Exercise aim
Go through the material below and count the lines with the string "puntos"; the number is the whole answer.

________________

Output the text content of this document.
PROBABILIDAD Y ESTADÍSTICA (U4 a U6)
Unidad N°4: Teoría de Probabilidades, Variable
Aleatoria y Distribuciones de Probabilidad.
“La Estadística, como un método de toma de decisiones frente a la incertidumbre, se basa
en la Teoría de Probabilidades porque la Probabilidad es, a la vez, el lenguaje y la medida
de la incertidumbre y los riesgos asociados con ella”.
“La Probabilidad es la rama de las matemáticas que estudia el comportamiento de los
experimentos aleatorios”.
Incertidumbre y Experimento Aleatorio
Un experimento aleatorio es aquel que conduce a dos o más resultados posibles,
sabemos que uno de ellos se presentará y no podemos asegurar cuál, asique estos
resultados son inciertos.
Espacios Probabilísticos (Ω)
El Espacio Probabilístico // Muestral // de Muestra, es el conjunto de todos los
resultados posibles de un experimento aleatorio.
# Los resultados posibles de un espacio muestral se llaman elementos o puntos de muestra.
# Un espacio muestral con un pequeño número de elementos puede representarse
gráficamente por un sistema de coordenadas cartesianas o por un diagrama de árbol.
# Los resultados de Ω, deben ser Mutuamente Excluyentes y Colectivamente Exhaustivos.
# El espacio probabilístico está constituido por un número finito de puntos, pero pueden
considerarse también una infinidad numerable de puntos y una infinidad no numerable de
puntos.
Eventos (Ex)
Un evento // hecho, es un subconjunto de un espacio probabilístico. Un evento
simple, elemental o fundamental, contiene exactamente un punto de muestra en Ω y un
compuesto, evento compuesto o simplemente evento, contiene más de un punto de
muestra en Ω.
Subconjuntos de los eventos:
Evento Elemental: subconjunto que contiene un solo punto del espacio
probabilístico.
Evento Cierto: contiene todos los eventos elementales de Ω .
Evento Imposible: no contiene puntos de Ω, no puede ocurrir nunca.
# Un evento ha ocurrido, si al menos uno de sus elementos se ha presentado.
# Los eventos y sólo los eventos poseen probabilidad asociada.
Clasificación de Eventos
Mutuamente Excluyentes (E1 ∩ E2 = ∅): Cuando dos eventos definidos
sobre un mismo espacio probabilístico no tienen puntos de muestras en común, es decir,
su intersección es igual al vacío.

________________

Solved problem
6